**WHAT IS REQUIRED**
Find the lines containing the word "stedelijk" and copy every one of them.

Excerpt from a dataset

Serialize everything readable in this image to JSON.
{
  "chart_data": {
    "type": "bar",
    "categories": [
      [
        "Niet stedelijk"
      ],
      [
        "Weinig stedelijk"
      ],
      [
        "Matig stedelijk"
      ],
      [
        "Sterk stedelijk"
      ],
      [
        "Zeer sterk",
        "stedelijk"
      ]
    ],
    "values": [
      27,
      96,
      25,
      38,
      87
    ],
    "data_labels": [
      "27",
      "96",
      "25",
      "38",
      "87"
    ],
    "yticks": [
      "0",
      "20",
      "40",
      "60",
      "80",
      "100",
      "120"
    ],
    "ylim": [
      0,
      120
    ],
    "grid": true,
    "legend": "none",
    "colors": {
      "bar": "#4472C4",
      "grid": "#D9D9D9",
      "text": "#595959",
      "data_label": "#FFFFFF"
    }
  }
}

**ANSWER BELOW**
        "Niet stedelijk"
        "Weinig stedelijk"
        "Matig stedelijk"
        "Sterk stedelijk"
        "stedelijk"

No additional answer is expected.